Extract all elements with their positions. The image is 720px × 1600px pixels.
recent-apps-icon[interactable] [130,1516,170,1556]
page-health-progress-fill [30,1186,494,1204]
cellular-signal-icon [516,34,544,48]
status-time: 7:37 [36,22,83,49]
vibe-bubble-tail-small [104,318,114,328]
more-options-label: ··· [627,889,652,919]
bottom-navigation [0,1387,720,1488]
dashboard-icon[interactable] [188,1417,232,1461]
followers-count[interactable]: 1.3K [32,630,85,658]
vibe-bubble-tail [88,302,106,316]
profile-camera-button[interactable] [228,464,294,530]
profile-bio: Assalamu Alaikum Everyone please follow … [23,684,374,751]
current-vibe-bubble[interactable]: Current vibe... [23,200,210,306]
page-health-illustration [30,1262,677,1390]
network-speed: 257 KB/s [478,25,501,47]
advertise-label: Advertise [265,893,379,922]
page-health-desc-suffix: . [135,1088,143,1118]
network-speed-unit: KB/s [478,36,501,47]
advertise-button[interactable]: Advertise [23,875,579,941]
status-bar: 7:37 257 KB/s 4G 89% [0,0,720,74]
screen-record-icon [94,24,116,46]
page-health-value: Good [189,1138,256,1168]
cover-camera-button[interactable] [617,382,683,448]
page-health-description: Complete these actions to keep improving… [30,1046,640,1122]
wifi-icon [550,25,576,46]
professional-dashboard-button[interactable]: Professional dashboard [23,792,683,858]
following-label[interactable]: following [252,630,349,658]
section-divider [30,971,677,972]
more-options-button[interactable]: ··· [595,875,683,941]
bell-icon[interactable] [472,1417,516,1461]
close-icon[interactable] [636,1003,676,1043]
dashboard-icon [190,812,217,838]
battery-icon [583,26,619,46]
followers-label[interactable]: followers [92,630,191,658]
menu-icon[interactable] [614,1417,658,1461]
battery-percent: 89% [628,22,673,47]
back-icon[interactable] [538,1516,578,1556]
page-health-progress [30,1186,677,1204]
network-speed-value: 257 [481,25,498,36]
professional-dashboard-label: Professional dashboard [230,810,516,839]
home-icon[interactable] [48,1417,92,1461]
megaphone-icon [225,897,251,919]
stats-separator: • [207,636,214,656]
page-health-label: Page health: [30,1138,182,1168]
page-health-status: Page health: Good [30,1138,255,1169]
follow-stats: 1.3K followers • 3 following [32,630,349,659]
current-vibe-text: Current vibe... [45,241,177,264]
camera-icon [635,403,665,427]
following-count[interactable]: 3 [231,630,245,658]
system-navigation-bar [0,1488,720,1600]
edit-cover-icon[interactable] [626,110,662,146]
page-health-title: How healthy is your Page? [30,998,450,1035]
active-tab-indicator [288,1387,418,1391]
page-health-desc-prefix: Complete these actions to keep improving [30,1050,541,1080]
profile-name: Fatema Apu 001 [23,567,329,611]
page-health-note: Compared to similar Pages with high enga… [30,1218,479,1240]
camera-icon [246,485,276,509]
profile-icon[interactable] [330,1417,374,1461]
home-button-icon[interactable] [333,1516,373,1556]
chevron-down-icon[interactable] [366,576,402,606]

▸ **What you have to do**:
Copy every line of the listing above, changing nothing.

▸ **Exercise result**:
Extract all elements with their positions. The image is 720px × 1600px pixels.
recent-apps-icon[interactable] [130,1516,170,1556]
page-health-progress-fill [30,1186,494,1204]
cellular-signal-icon [516,34,544,48]
status-time: 7:37 [36,22,83,49]
vibe-bubble-tail-small [104,318,114,328]
more-options-label: ··· [627,889,652,919]
bottom-navigation [0,1387,720,1488]
dashboard-icon[interactable] [188,1417,232,1461]
followers-count[interactable]: 1.3K [32,630,85,658]
vibe-bubble-tail [88,302,106,316]
profile-camera-button[interactable] [228,464,294,530]
profile-bio: Assalamu Alaikum Everyone please follow … [23,684,374,751]
current-vibe-bubble[interactable]: Current vibe... [23,200,210,306]
page-health-illustration [30,1262,677,1390]
network-speed: 257 KB/s [478,25,501,47]
advertise-label: Advertise [265,893,379,922]
page-health-desc-suffix: . [135,1088,143,1118]
network-speed-unit: KB/s [478,36,501,47]
advertise-button[interactable]: Advertise [23,875,579,941]
status-bar: 7:37 257 KB/s 4G 89% [0,0,720,74]
screen-record-icon [94,24,116,46]
page-health-value: Good [189,1138,256,1168]
cover-camera-button[interactable] [617,382,683,448]
page-health-description: Complete these actions to keep improving… [30,1046,640,1122]
wifi-icon [550,25,576,46]
professional-dashboard-button[interactable]: Professional dashboard [23,792,683,858]
following-label[interactable]: following [252,630,349,658]
section-divider [30,971,677,972]
more-options-button[interactable]: ··· [595,875,683,941]
bell-icon[interactable] [472,1417,516,1461]
close-icon[interactable] [636,1003,676,1043]
dashboard-icon [190,812,217,838]
battery-icon [583,26,619,46]
followers-label[interactable]: followers [92,630,191,658]
menu-icon[interactable] [614,1417,658,1461]
battery-percent: 89% [628,22,673,47]
back-icon[interactable] [538,1516,578,1556]
page-health-progress [30,1186,677,1204]
network-speed-value: 257 [481,25,498,36]
professional-dashboard-label: Professional dashboard [230,810,516,839]
home-icon[interactable] [48,1417,92,1461]
megaphone-icon [225,897,251,919]
stats-separator: • [207,636,214,656]
page-health-label: Page health: [30,1138,182,1168]
page-health-status: Page health: Good [30,1138,255,1169]
follow-stats: 1.3K followers • 3 following [32,630,349,659]
current-vibe-text: Current vibe... [45,241,177,264]
camera-icon [635,403,665,427]
following-count[interactable]: 3 [231,630,245,658]
system-navigation-bar [0,1488,720,1600]
edit-cover-icon[interactable] [626,110,662,146]
page-health-title: How healthy is your Page? [30,998,450,1035]
active-tab-indicator [288,1387,418,1391]
page-health-desc-prefix: Complete these actions to keep improving [30,1050,541,1080]
profile-name: Fatema Apu 001 [23,567,329,611]
page-health-note: Compared to similar Pages with high enga… [30,1218,479,1240]
camera-icon [246,485,276,509]
profile-icon[interactable] [330,1417,374,1461]
home-button-icon[interactable] [333,1516,373,1556]
chevron-down-icon[interactable] [366,576,402,606]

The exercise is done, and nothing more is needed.